--- Excerpted passage Enclosed Below ---
Based on EX17 problem

Hello!
I’m very new to coding and the book has done wonders for me so far.

After completing ex17 I decided to give myself a challenge based on it, basically I wanted to open a file, copy the contents of it by storing it in a variable, ask the user for input, store that in a variable and rewrite the destination file by adding these two variables to it.

Here is my code:

print("Copying a file to add it to another file!")
from sys import argv
from os.path import exists #Technicaly don't need that here(?)

script, from_file, to_file = argv
from_file = open(from_file)
print("Your file contents:")
print(from_file.read())
contents = from_file.read()
print("Is there anything you would like to add to the destination file? \n(leave empty if not)... ")
contents2 = input("")


to_file = open(to_file, 'w+')
to_file.write(contents + contents2)

#Now I want to read what I've done
print("Let's read our new file:")
to_file.seek(0) 
print(to_file.read())

from_file.close()
to_file.close()
--- End of Enclosed Excerpted passage ---
**Task objective:**
Extend the forum post about the ex17 file-copying challenge, picking up right after its final line of code. The records are separate material, unrelated to the forum post.
--- Information Enclosed Below ---
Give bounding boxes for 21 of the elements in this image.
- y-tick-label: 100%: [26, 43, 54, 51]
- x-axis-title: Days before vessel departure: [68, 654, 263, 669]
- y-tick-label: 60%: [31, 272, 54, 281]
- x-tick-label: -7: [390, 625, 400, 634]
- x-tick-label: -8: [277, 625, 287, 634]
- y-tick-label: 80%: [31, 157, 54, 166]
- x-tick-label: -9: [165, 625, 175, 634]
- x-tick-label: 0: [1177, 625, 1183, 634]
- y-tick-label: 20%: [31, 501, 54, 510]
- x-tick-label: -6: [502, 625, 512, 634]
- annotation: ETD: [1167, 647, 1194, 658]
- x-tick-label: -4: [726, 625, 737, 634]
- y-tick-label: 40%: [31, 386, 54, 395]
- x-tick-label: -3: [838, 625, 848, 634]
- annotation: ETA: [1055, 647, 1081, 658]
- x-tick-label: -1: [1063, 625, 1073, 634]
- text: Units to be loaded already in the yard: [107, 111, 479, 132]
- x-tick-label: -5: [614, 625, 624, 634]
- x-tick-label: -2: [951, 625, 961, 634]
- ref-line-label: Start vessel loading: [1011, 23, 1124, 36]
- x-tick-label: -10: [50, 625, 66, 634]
--- End of Enclosed Information ---
**Result for this exercise:**
The problem is it doesn’t seem to save the contents of the from_file from this:

  contents = from_file.read()

Even though it does print it when I gave it the command to before

(BTW is the output in the shell suppose to be all specey? it also gives me weird characters I never put in there ( ÿþ - to be specific ))

So when I finally tell it to print the new file it just prints me the contents of contents2 without contents .

I get no error but the program doesn’t work like I planned it. I realize I may have made a mess of things so I also included the output that I got in the Shell:

> echo "This is a test file"> test.txt
> python ex17a.py test.txt new_testfor17.txt
Copying a file to add it to another file!
Your file contents:
ÿþT h i s   i s   a   t e s t   f i l e


Is there anything you would like to add to the destination file?
(leave empty if not)...
okay
Let's read our new file: 
okay

Thank you!

I’m not sure if I am one to be trying to help lol but I took a swag at your question.
I read, copied and ran your code. The 'w+' did stand out to me. not saying its wrong, just I did not recall what it does. Did some googling of your question\problem (which I repeatedly see questions answered with something like “you need to google that”) and after three different answer this page gave me answer.

I don’t recall the other sources, but basically changed ‘w’ to, ‘a’,
then added to_file = open(to_file, 'r') after to_file.write(contents + contents2) and promptly deleted it lol.

Then tried 'a' and 'a+'.
'a+' seems to do the trick.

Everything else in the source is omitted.